In linea di principio se la società assegnante determinerà il valore degli immobili oggetto di assegnazione sulla base delle rendite catastali sarà al riparo da possibili accertamenti fiscali. In alcuni casi potrebbe essere più conveniente scegliere il valore normale determinato ai sensi dell’art. 9 del TUIR, ma un eventuale accertamento potrebbe avere conseguenze anche ai fini delle imposte sui redditi.
Si consideri ad esempio il caso in cui il valore catastale sia pari a 200.000 euro e l’immobile sia iscritto in bilancio per un valore pari a 220.000 euro. In tale ipotesi si realizza una minusvalenza con la conseguenza che non deve essere liquidata, né versata alcuna imposta sostitutiva. Se l’atto è soggetto all’applicazione dell’imposta di registro, ridotta alla metà, quindi pari al 4,5%, il tributo dovrà essere applicato al valore catastale.

Record di dati
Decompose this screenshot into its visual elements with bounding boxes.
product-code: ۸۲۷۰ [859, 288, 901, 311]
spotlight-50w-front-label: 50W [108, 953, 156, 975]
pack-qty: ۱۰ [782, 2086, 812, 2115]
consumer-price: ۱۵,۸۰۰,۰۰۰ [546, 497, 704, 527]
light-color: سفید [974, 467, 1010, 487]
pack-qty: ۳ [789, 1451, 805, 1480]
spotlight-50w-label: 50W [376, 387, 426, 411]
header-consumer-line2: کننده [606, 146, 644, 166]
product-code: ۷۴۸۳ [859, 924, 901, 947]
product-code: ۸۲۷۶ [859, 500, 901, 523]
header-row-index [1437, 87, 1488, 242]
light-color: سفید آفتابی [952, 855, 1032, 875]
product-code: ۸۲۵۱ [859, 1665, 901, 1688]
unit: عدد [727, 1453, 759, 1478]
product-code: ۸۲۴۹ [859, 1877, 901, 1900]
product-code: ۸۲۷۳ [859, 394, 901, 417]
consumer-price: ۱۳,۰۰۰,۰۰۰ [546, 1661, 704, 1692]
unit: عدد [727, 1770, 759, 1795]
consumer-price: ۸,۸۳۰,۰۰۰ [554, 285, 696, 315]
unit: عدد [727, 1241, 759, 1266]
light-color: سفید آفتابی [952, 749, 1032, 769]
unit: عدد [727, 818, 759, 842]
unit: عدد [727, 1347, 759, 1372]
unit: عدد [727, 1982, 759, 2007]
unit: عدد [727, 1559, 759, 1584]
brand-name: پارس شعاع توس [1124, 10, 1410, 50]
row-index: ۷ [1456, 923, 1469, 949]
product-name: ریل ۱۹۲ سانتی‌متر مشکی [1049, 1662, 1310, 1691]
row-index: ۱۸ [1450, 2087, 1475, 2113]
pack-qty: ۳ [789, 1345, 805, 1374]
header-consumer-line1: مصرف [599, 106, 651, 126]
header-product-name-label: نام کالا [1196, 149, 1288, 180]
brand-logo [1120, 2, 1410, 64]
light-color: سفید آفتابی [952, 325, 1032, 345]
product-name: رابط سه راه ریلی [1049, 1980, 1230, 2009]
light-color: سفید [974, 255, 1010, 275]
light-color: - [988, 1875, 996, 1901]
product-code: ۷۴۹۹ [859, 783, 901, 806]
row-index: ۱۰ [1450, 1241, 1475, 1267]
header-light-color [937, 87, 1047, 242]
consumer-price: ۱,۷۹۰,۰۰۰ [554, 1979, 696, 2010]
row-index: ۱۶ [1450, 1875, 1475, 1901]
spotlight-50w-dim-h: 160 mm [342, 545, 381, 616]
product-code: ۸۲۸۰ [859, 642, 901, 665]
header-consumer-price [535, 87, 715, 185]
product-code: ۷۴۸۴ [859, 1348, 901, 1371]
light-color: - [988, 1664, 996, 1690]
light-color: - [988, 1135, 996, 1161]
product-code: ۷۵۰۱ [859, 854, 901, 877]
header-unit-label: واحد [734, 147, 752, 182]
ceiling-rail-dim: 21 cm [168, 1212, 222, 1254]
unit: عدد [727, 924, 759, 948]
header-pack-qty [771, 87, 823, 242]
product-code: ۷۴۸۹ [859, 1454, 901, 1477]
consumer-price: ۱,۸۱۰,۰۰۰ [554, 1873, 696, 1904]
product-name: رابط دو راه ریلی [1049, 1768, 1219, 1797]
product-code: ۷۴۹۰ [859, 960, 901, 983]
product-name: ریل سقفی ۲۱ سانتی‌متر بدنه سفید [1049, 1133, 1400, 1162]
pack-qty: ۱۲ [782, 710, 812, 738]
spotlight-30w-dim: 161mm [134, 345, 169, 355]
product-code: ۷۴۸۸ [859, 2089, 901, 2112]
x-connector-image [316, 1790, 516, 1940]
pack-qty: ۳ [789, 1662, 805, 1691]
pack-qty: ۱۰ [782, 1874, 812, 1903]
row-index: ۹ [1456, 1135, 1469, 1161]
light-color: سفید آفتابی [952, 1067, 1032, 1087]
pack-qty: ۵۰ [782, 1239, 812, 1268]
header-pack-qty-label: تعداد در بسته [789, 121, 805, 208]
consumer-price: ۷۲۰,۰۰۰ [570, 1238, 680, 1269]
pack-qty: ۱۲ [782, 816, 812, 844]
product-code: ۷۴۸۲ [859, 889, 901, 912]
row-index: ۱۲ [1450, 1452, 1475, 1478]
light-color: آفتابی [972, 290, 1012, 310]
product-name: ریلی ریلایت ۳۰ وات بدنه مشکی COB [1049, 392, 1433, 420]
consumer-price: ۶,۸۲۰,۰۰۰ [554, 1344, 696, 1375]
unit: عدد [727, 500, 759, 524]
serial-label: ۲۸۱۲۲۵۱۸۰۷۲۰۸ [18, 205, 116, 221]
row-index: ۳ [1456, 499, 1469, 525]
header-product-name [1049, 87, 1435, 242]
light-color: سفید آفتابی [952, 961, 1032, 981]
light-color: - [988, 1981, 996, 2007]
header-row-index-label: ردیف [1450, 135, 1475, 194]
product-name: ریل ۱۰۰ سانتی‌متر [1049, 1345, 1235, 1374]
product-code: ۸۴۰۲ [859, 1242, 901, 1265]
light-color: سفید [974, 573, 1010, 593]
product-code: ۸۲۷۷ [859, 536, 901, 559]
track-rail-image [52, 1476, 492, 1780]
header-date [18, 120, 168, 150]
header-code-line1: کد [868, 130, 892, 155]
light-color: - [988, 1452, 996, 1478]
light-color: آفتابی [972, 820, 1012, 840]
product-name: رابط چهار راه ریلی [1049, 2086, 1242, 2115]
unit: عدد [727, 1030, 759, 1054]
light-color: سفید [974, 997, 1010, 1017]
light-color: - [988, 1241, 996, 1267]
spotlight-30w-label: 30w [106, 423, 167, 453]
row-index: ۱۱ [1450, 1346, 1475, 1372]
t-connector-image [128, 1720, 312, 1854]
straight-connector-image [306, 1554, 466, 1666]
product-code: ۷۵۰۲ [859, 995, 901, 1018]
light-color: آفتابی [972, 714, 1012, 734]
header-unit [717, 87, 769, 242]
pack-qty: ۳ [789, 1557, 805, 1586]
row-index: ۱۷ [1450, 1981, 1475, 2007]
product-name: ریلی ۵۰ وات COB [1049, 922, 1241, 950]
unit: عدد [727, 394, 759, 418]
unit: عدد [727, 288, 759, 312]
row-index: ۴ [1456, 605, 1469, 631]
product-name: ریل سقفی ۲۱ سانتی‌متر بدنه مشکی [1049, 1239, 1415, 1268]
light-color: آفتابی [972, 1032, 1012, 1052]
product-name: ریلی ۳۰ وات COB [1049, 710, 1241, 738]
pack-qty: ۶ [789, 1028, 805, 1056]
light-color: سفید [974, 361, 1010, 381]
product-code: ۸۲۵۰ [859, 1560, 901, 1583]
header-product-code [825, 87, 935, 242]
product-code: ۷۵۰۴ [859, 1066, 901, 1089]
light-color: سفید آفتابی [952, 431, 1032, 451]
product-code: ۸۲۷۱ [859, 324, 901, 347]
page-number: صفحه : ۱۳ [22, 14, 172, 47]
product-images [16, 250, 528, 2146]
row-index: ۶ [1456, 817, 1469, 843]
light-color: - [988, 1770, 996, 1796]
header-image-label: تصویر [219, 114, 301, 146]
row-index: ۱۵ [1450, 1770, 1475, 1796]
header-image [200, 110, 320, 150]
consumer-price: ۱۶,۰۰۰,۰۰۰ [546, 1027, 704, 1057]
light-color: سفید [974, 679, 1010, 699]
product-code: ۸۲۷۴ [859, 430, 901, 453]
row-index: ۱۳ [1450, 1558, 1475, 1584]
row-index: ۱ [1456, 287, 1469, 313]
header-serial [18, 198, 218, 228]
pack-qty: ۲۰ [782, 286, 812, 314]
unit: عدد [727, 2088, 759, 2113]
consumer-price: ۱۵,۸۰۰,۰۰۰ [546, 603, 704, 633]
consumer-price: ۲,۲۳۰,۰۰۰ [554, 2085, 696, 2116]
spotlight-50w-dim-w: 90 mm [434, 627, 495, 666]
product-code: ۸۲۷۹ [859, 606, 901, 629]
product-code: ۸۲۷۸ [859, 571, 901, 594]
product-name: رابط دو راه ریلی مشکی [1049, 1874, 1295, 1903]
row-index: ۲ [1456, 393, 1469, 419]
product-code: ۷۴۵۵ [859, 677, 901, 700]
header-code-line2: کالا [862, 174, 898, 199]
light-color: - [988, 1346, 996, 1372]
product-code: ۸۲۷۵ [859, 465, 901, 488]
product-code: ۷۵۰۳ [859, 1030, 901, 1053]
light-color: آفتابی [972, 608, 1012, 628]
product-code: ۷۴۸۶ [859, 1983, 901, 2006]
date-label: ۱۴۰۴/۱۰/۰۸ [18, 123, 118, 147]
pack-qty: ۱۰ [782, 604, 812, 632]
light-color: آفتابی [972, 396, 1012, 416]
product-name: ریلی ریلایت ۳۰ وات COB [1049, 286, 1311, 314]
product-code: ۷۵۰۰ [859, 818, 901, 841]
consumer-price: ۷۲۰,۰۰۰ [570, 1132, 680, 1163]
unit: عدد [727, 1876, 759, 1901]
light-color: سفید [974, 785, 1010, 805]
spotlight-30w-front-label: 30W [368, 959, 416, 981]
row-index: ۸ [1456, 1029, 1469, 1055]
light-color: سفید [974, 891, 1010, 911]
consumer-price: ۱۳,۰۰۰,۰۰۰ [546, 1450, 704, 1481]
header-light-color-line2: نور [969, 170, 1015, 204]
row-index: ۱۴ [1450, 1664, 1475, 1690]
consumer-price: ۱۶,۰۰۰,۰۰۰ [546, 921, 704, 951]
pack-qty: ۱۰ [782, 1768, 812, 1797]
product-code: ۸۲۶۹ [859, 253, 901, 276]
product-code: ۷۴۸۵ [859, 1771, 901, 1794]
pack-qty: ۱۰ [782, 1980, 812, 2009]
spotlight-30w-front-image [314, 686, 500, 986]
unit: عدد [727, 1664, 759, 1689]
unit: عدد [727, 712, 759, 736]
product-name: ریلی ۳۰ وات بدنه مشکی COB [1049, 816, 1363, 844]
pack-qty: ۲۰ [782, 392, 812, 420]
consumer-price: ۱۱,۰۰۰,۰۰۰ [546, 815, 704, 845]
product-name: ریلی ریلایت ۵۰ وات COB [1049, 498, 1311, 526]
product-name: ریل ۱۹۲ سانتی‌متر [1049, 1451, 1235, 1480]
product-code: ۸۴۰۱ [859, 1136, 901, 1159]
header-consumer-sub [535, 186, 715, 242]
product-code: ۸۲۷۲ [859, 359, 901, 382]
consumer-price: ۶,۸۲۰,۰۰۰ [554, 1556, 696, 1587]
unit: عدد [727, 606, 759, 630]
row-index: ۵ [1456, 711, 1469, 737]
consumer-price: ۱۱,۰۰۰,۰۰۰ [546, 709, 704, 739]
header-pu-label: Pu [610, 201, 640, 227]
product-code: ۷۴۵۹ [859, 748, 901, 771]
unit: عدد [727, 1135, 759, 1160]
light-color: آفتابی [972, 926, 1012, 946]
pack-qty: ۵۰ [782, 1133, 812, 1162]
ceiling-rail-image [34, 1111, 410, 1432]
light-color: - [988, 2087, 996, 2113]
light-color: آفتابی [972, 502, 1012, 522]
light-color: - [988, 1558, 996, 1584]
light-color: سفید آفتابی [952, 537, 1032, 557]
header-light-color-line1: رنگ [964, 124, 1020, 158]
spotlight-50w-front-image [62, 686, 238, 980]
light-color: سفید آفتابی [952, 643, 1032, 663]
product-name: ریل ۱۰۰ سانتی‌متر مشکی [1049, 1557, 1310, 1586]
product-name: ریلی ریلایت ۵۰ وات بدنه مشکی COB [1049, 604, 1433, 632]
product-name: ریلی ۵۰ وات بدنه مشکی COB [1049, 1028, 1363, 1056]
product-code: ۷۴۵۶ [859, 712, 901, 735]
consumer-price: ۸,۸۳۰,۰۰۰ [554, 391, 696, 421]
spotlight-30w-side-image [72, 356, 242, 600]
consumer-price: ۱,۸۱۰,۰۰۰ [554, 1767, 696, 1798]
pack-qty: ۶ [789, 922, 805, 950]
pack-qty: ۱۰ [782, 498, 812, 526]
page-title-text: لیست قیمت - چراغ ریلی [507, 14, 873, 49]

#### [LE CONSEGNE]
**A)** Trascrivi il brano sull'assegnazione degli immobili da "Si consideri ad" a "al valore catastale.".
**B)** Per ciascuna affermazione indica se concorda con il brano sull'assegnazione degli immobili, rispondendo sì o no e citando le parole del brano che lo decidono: (i) nell'esempio il valore catastale è di 200.000 euro; (ii) nell'esempio si realizza una plusvalenza; (iii) l'imposta di registro ridotta alla metà è pari al 4,5%.
**C)** In base al brano sull'assegnazione degli immobili, spiega in una-tre frasi perché nell'esempio proposto non va pagata alcuna imposta sostitutiva.
Per rispondere serve soltanto il brano, non le voci.

#### [RISPOSTE ALL'ESERCIZIO]
**A)**
Si consideri ad esempio il caso in cui il valore catastale sia pari a 200.000 euro e l’immobile sia iscritto in bilancio per un valore pari a 220.000 euro. In tale ipotesi si realizza una minusvalenza con la conseguenza che non deve essere liquidata, né versata alcuna imposta sostitutiva. Se l’atto è soggetto all’applicazione dell’imposta di registro, ridotta alla metà, quindi pari al 4,5%, il tributo dovrà essere applicato al valore catastale.

**B)**
(i) Sì: "il valore catastale sia pari a 200.000 euro".
(ii) No: "si realizza una minusvalenza".
(iii) Sì: "ridotta alla metà, quindi pari al 4,5%".

**C)** Nell'esempio il valore catastale è di 200.000 euro, mentre l'immobile è iscritto in bilancio per 220.000 euro, e in questo caso si realizza una minusvalenza. La conseguenza è che non deve essere liquidata né versata alcuna imposta sostitutiva.